■ **Source records**:
[Start]
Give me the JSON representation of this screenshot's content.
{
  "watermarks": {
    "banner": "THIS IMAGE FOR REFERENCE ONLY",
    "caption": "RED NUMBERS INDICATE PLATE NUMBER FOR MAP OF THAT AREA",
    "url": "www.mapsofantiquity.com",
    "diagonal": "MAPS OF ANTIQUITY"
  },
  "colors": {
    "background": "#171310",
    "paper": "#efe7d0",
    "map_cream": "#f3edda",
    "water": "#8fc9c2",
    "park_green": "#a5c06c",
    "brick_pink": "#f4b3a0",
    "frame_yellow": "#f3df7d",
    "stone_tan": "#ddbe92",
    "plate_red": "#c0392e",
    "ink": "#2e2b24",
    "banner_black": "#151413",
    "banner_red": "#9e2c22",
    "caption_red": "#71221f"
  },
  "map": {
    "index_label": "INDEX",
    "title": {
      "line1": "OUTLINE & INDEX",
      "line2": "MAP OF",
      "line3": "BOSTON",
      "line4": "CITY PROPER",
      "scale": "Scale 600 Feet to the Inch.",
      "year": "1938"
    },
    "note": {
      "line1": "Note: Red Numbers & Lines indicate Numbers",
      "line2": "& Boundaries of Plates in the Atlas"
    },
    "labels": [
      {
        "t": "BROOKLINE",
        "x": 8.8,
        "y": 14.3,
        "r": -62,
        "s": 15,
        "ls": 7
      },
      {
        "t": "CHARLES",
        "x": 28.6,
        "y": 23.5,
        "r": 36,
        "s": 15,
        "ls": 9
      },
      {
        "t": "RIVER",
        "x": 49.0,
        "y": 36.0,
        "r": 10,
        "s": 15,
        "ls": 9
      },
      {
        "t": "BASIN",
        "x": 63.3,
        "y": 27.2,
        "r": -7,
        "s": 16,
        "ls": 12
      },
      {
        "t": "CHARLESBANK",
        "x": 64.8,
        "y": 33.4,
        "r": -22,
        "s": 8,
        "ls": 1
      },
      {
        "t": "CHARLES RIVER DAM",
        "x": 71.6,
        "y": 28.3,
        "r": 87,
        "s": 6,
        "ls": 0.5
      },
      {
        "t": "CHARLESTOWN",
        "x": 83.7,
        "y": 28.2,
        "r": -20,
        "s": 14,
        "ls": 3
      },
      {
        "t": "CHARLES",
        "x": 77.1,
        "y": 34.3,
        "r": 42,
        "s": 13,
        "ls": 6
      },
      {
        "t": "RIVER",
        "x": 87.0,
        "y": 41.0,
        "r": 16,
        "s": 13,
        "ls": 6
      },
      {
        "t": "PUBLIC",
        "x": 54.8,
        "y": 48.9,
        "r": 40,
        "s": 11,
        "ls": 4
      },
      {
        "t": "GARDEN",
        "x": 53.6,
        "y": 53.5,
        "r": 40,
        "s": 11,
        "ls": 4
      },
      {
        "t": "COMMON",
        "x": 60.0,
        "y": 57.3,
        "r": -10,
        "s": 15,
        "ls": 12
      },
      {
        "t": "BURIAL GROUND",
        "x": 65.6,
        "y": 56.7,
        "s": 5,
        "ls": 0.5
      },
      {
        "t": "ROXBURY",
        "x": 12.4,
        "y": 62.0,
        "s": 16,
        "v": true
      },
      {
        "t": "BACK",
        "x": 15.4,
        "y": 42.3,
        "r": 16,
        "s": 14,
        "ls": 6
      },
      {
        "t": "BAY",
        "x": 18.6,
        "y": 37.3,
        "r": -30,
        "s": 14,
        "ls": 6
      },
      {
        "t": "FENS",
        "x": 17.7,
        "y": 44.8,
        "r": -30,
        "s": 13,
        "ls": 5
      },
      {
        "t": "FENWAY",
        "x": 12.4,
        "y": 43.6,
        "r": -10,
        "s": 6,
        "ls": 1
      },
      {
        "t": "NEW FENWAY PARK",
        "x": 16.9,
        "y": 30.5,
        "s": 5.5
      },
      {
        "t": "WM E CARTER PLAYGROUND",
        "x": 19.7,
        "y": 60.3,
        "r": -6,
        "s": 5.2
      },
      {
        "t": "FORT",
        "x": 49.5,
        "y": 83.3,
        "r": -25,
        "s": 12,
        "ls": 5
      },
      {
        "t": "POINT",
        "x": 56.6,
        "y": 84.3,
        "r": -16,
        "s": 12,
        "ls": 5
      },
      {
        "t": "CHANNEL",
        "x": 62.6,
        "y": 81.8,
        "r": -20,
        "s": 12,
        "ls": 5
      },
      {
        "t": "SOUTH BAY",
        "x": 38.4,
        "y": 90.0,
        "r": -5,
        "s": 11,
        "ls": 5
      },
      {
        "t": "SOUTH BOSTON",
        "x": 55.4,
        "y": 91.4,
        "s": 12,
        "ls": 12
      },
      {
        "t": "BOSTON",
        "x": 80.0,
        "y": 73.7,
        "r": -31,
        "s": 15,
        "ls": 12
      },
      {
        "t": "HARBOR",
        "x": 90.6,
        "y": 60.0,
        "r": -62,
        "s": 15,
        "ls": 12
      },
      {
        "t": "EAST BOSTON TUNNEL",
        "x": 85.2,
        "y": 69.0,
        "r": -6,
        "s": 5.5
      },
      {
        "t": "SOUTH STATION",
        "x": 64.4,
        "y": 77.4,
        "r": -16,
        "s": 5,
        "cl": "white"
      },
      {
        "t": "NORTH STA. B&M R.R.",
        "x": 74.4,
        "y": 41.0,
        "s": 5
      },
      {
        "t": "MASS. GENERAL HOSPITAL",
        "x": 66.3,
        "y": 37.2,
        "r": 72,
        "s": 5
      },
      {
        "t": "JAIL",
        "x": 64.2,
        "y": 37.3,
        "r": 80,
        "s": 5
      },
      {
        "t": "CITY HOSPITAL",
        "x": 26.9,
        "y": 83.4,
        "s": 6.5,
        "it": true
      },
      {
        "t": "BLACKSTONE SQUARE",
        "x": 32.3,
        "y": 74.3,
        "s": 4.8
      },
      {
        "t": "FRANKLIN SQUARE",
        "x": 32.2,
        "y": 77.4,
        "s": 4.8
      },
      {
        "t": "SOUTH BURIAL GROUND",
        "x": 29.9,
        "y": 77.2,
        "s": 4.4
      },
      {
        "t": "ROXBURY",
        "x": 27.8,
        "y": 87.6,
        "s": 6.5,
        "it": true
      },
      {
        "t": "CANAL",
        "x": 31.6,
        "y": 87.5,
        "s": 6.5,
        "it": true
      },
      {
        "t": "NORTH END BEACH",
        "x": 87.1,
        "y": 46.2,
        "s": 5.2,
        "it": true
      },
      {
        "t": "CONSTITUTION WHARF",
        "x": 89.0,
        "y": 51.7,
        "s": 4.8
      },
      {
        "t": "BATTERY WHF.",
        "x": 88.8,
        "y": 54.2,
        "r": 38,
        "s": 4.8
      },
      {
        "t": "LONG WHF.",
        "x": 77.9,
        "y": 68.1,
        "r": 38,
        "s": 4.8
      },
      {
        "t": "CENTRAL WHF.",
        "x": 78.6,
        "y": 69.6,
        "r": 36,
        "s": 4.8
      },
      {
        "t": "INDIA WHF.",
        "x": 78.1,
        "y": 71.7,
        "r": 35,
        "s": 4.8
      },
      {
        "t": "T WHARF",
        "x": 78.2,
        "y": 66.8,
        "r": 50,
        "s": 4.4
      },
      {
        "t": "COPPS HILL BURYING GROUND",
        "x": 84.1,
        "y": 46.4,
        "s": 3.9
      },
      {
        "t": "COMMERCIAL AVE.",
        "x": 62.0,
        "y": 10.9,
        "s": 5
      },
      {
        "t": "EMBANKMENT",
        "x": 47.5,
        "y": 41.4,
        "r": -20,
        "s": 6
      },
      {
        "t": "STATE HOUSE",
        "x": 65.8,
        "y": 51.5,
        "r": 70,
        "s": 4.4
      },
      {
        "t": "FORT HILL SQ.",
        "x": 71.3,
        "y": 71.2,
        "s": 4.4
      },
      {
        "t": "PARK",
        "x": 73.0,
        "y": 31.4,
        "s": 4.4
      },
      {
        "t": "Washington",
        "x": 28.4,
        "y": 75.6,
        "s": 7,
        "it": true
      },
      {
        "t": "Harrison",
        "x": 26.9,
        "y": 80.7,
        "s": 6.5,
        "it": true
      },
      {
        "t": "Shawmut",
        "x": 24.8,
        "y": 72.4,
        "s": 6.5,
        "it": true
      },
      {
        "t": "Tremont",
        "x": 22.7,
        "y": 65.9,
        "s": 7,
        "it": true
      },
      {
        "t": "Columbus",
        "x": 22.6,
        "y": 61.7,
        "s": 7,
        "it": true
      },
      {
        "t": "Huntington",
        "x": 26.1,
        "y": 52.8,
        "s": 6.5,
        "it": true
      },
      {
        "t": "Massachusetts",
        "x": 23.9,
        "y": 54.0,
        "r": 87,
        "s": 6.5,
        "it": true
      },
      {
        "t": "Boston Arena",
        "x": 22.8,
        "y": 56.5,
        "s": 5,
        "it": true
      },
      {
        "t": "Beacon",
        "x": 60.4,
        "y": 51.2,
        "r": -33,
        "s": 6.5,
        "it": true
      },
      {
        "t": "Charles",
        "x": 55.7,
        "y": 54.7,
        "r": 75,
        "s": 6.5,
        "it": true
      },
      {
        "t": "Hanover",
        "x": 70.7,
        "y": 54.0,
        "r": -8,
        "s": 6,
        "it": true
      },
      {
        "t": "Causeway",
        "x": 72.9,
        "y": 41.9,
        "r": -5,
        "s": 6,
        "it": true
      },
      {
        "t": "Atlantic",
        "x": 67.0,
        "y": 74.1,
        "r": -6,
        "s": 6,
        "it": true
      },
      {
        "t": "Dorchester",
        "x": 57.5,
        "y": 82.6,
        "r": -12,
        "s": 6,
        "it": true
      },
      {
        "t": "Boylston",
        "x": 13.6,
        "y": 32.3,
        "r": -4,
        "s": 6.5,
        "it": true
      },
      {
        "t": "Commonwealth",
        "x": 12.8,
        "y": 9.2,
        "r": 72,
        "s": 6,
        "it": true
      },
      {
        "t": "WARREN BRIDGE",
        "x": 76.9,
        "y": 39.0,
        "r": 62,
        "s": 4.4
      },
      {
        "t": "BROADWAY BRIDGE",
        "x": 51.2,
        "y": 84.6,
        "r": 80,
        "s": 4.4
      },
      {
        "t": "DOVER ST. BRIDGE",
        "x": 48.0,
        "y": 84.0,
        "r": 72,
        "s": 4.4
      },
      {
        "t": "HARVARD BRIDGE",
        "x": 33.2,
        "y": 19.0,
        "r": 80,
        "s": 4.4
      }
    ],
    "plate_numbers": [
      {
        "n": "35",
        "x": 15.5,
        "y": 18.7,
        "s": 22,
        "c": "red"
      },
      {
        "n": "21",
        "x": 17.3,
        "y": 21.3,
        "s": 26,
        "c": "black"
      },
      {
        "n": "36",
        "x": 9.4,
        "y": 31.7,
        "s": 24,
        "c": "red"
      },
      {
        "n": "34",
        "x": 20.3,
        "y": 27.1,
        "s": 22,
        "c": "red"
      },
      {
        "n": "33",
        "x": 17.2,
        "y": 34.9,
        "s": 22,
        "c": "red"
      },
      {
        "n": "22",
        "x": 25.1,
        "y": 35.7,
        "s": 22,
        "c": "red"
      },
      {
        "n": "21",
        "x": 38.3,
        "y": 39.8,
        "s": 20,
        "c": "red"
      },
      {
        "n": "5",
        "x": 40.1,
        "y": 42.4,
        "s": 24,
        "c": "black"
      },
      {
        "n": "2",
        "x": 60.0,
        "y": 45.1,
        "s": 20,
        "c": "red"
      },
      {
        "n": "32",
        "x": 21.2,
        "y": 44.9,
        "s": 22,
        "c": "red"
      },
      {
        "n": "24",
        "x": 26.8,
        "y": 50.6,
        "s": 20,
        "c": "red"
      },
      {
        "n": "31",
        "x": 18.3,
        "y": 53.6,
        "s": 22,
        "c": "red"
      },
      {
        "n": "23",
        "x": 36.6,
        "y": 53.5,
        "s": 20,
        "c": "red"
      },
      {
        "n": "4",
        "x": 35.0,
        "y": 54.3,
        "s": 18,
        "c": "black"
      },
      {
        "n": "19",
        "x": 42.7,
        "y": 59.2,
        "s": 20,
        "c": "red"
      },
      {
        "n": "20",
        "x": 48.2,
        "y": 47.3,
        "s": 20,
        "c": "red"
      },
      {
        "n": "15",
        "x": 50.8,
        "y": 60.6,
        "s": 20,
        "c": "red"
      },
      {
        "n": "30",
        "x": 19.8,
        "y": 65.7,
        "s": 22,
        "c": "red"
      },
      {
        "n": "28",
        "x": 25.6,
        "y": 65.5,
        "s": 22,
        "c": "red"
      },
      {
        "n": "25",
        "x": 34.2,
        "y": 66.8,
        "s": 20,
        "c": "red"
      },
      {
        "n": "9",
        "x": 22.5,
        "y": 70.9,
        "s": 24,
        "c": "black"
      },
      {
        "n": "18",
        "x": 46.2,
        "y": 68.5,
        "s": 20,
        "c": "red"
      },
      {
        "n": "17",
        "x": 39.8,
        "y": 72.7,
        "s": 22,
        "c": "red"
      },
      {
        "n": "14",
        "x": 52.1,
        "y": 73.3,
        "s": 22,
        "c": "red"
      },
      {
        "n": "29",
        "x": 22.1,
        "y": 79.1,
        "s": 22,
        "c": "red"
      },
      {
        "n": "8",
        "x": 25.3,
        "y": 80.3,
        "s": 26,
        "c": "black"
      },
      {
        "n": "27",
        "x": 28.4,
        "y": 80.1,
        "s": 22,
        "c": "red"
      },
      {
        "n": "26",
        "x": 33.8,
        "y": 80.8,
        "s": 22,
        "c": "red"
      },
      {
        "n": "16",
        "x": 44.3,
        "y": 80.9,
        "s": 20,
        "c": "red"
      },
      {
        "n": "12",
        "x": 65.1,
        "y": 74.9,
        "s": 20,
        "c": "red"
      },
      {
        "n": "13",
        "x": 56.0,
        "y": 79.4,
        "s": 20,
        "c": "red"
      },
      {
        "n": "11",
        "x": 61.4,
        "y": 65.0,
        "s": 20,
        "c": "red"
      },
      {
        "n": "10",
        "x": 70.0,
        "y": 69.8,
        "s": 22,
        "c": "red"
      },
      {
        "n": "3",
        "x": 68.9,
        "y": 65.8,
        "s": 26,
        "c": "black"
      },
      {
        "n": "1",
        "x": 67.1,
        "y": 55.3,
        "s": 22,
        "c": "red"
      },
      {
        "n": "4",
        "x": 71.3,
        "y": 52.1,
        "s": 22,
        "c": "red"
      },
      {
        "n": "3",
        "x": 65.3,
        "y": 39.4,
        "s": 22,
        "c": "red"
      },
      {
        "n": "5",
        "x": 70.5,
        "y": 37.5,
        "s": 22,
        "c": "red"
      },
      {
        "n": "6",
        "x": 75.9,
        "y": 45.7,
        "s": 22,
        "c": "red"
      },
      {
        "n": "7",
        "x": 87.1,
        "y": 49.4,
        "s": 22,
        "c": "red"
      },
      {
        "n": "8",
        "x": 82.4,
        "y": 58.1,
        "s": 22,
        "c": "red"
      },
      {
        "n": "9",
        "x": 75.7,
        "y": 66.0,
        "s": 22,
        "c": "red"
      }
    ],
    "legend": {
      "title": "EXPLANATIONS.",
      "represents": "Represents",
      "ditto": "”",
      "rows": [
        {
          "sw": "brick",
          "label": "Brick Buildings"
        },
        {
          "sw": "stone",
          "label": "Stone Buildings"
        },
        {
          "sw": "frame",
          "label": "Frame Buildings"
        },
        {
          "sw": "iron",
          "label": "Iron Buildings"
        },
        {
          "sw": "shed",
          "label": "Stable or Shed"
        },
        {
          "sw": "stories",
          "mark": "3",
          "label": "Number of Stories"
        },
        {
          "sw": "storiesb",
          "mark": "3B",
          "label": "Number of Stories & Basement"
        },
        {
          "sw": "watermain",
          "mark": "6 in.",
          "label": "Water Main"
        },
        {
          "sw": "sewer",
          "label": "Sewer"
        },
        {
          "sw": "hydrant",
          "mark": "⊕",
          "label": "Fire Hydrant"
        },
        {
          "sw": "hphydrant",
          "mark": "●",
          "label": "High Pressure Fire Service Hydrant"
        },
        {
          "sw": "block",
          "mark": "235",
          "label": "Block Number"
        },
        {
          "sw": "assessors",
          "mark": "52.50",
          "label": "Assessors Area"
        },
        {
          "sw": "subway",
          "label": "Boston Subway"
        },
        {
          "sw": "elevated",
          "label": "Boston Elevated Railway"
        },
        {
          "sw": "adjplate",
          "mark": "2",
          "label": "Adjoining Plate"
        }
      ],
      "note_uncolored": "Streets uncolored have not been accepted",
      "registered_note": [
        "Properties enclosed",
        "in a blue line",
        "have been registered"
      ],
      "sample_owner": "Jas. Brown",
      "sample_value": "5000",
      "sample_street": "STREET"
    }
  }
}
[End]
Go through the material and select each line with the string "have" in it.

■ **Result of this task**:
      "note_uncolored": "Streets uncolored have not been accepted",
        "have been registered"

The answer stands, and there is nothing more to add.